### DESCRIPTION OF THE TASK
Exactly reproduce all the records, keeping pictures out of the copy.
++++ AVAILABLE RECORDS ++++
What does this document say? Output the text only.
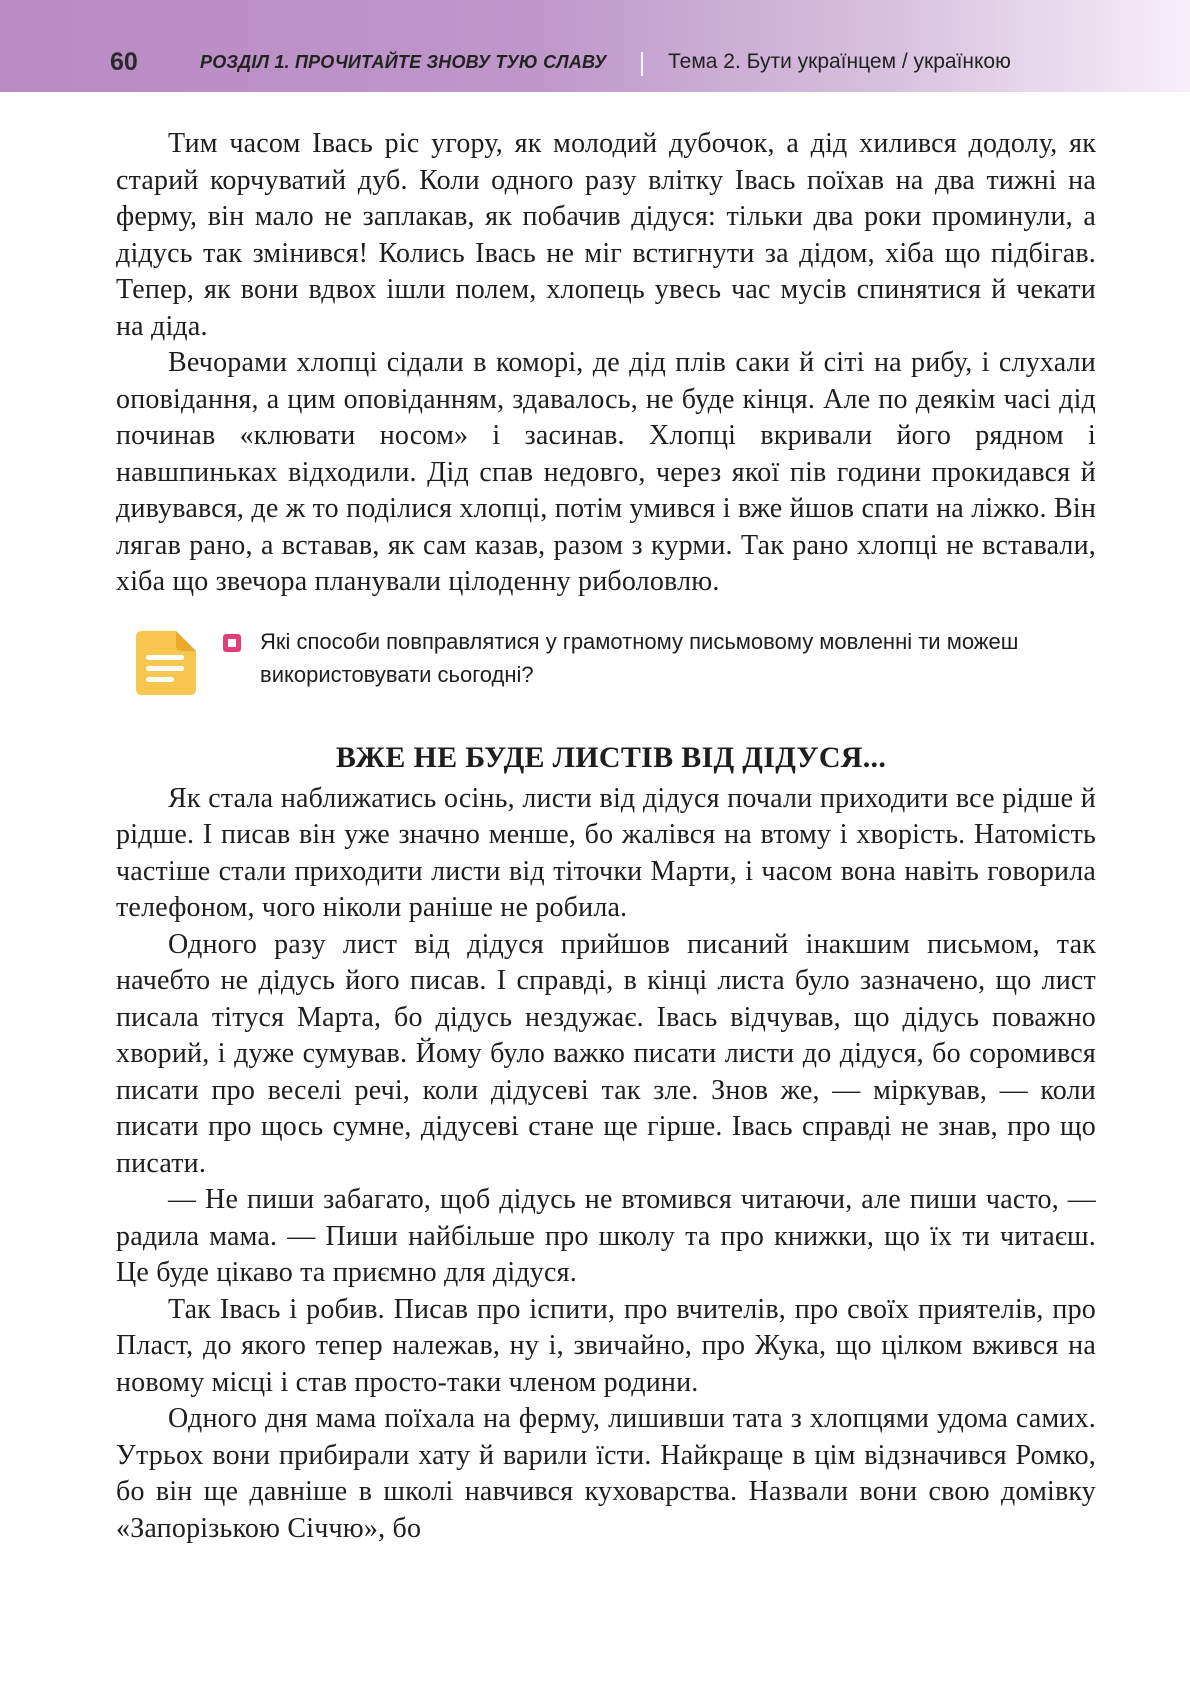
60	РОЗДІЛ 1. ПРОЧИТАЙТЕ ЗНОВУ ТУЮ СЛАВУ	Тема 2. Бути українцем / українкою

Тим часом Івась ріс угору, як молодий дубочок, а дід хилився додолу, як старий корчуватий дуб. Коли одного разу влітку Івась поїхав на два тижні на ферму, він мало не заплакав, як побачив дідуся: тільки два роки проминули, а дідусь так змінився! Колись Івась не міг встигнути за дідом, хіба що підбігав. Тепер, як вони вдвох ішли полем, хлопець увесь час мусів спинятися й чекати на діда.

Вечорами хлопці сідали в коморі, де дід плів саки й сіті на рибу, і слухали оповідання, а цим оповіданням, здавалось, не буде кінця. Але по деякім часі дід починав «клювати носом» і засинав. Хлопці вкривали його рядном і навшпиньках відходили. Дід спав недовго, через якої пів години прокидався й дивувався, де ж то поділися хлопці, потім умився і вже йшов спати на ліжко. Він лягав рано, а вставав, як сам казав, разом з курми. Так рано хлопці не вставали, хіба що звечора планували цілоденну риболовлю.

Які способи повправлятися у грамотному письмовому мовленні ти можеш використовувати сьогодні?
ВЖЕ НЕ БУДЕ ЛИСТІВ ВІД ДІДУСЯ...

Як стала наближатись осінь, листи від дідуся почали приходити все рідше й рідше. І писав він уже значно менше, бо жалівся на втому і хворість. Натомість частіше стали приходити листи від тіточки Марти, і часом вона навіть говорила телефоном, чого ніколи раніше не робила.

Одного разу лист від дідуся прийшов писаний інакшим письмом, так начебто не дідусь його писав. І справді, в кінці листа було зазначено, що лист писала тітуся Марта, бо дідусь нездужає. Івась відчував, що дідусь поважно хворий, і дуже сумував. Йому було важко писати листи до дідуся, бо соромився писати про веселі речі, коли дідусеві так зле. Знов же, — міркував, — коли писати про щось сумне, дідусеві стане ще гірше. Івась справді не знав, про що писати.

— Не пиши забагато, щоб дідусь не втомився читаючи, але пиши часто, — радила мама. — Пиши найбільше про школу та про книжки, що їх ти читаєш. Це буде цікаво та приємно для дідуся.

Так Івась і робив. Писав про іспити, про вчителів, про своїх приятелів, про Пласт, до якого тепер належав, ну і, звичайно, про Жука, що цілком вжився на новому місці і став просто-таки членом родини.

Одного дня мама поїхала на ферму, лишивши тата з хлопцями удома самих. Утрьох вони прибирали хату й варили їсти. Найкраще в цім відзначився Ромко, бо він ще давніше в школі навчився куховарства. Назвали вони свою домівку «Запорізькою Січчю», бо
++++
### IN RESPONSE
What does this document say? Output the text only.
60	РОЗДІЛ 1. ПРОЧИТАЙТЕ ЗНОВУ ТУЮ СЛАВУ	Тема 2. Бути українцем / українкою

Тим часом Івась ріс угору, як молодий дубочок, а дід хилився додолу, як старий корчуватий дуб. Коли одного разу влітку Івась поїхав на два тижні на ферму, він мало не заплакав, як побачив дідуся: тільки два роки проминули, а дідусь так змінився! Колись Івась не міг встигнути за дідом, хіба що підбігав. Тепер, як вони вдвох ішли полем, хлопець увесь час мусів спинятися й чекати на діда.

Вечорами хлопці сідали в коморі, де дід плів саки й сіті на рибу, і слухали оповідання, а цим оповіданням, здавалось, не буде кінця. Але по деякім часі дід починав «клювати носом» і засинав. Хлопці вкривали його рядном і навшпиньках відходили. Дід спав недовго, через якої пів години прокидався й дивувався, де ж то поділися хлопці, потім умився і вже йшов спати на ліжко. Він лягав рано, а вставав, як сам казав, разом з курми. Так рано хлопці не вставали, хіба що звечора планували цілоденну риболовлю.

Які способи повправлятися у грамотному письмовому мовленні ти можеш використовувати сьогодні?
ВЖЕ НЕ БУДЕ ЛИСТІВ ВІД ДІДУСЯ...

Як стала наближатись осінь, листи від дідуся почали приходити все рідше й рідше. І писав він уже значно менше, бо жалівся на втому і хворість. Натомість частіше стали приходити листи від тіточки Марти, і часом вона навіть говорила телефоном, чого ніколи раніше не робила.

Одного разу лист від дідуся прийшов писаний інакшим письмом, так начебто не дідусь його писав. І справді, в кінці листа було зазначено, що лист писала тітуся Марта, бо дідусь нездужає. Івась відчував, що дідусь поважно хворий, і дуже сумував. Йому було важко писати листи до дідуся, бо соромився писати про веселі речі, коли дідусеві так зле. Знов же, — міркував, — коли писати про щось сумне, дідусеві стане ще гірше. Івась справді не знав, про що писати.

— Не пиши забагато, щоб дідусь не втомився читаючи, але пиши часто, — радила мама. — Пиши найбільше про школу та про книжки, що їх ти читаєш. Це буде цікаво та приємно для дідуся.

Так Івась і робив. Писав про іспити, про вчителів, про своїх приятелів, про Пласт, до якого тепер належав, ну і, звичайно, про Жука, що цілком вжився на новому місці і став просто-таки членом родини.

Одного дня мама поїхала на ферму, лишивши тата з хлопцями удома самих. Утрьох вони прибирали хату й варили їсти. Найкраще в цім відзначився Ромко, бо він ще давніше в школі навчився куховарства. Назвали вони свою домівку «Запорізькою Січчю», бо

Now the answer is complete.